Every line of the material below must be repeated exactly.

***** PROVIDED MATERIAL *****

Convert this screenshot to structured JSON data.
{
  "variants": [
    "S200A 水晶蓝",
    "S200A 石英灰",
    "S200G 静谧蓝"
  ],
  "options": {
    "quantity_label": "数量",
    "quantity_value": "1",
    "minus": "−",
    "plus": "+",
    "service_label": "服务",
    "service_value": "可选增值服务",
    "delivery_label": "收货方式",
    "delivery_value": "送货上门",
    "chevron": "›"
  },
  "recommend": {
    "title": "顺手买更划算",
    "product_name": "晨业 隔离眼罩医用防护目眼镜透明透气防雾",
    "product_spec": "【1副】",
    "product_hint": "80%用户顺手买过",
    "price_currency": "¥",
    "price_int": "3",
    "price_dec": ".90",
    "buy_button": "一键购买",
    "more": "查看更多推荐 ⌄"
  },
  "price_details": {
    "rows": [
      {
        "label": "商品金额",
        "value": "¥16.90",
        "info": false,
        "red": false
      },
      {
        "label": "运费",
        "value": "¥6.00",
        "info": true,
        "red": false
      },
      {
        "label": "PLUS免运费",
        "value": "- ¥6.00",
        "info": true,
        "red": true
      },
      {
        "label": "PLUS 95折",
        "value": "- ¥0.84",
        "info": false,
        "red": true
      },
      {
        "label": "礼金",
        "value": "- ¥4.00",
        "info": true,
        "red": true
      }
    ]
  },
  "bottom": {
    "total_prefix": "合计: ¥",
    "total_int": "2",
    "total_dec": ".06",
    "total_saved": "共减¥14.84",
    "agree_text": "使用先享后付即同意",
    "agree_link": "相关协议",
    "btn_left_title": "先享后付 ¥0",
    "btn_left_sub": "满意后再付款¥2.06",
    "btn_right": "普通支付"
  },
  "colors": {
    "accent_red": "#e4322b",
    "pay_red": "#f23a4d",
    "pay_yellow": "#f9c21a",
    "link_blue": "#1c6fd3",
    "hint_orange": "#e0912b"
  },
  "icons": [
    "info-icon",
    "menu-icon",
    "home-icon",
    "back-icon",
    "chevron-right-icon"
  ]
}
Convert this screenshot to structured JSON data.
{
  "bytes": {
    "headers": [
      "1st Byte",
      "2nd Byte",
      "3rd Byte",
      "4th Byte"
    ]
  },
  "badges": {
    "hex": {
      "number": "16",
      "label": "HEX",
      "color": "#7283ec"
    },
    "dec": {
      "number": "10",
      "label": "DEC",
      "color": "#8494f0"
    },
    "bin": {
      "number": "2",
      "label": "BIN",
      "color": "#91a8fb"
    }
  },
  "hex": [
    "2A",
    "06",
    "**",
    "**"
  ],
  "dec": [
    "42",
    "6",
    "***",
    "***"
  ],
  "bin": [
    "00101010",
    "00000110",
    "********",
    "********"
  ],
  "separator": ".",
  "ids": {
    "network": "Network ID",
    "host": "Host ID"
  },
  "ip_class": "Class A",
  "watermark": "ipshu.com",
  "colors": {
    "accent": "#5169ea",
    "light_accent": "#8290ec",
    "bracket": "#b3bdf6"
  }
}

*****

- **THE RESULT**:
Convert this screenshot to structured JSON data.
{
  "variants": [
    "S200A 水晶蓝",
    "S200A 石英灰",
    "S200G 静谧蓝"
  ],
  "options": {
    "quantity_label": "数量",
    "quantity_value": "1",
    "minus": "−",
    "plus": "+",
    "service_label": "服务",
    "service_value": "可选增值服务",
    "delivery_label": "收货方式",
    "delivery_value": "送货上门",
    "chevron": "›"
  },
  "recommend": {
    "title": "顺手买更划算",
    "product_name": "晨业 隔离眼罩医用防护目眼镜透明透气防雾",
    "product_spec": "【1副】",
    "product_hint": "80%用户顺手买过",
    "price_currency": "¥",
    "price_int": "3",
    "price_dec": ".90",
    "buy_button": "一键购买",
    "more": "查看更多推荐 ⌄"
  },
  "price_details": {
    "rows": [
      {
        "label": "商品金额",
        "value": "¥16.90",
        "info": false,
        "red": false
      },
      {
        "label": "运费",
        "value": "¥6.00",
        "info": true,
        "red": false
      },
      {
        "label": "PLUS免运费",
        "value": "- ¥6.00",
        "info": true,
        "red": true
      },
      {
        "label": "PLUS 95折",
        "value": "- ¥0.84",
        "info": false,
        "red": true
      },
      {
        "label": "礼金",
        "value": "- ¥4.00",
        "info": true,
        "red": true
      }
    ]
  },
  "bottom": {
    "total_prefix": "合计: ¥",
    "total_int": "2",
    "total_dec": ".06",
    "total_saved": "共减¥14.84",
    "agree_text": "使用先享后付即同意",
    "agree_link": "相关协议",
    "btn_left_title": "先享后付 ¥0",
    "btn_left_sub": "满意后再付款¥2.06",
    "btn_right": "普通支付"
  },
  "colors": {
    "accent_red": "#e4322b",
    "pay_red": "#f23a4d",
    "pay_yellow": "#f9c21a",
    "link_blue": "#1c6fd3",
    "hint_orange": "#e0912b"
  },
  "icons": [
    "info-icon",
    "menu-icon",
    "home-icon",
    "back-icon",
    "chevron-right-icon"
  ]
}
Convert this screenshot to structured JSON data.
{
  "bytes": {
    "headers": [
      "1st Byte",
      "2nd Byte",
      "3rd Byte",
      "4th Byte"
    ]
  },
  "badges": {
    "hex": {
      "number": "16",
      "label": "HEX",
      "color": "#7283ec"
    },
    "dec": {
      "number": "10",
      "label": "DEC",
      "color": "#8494f0"
    },
    "bin": {
      "number": "2",
      "label": "BIN",
      "color": "#91a8fb"
    }
  },
  "hex": [
    "2A",
    "06",
    "**",
    "**"
  ],
  "dec": [
    "42",
    "6",
    "***",
    "***"
  ],
  "bin": [
    "00101010",
    "00000110",
    "********",
    "********"
  ],
  "separator": ".",
  "ids": {
    "network": "Network ID",
    "host": "Host ID"
  },
  "ip_class": "Class A",
  "watermark": "ipshu.com",
  "colors": {
    "accent": "#5169ea",
    "light_accent": "#8290ec",
    "bracket": "#b3bdf6"
  }
}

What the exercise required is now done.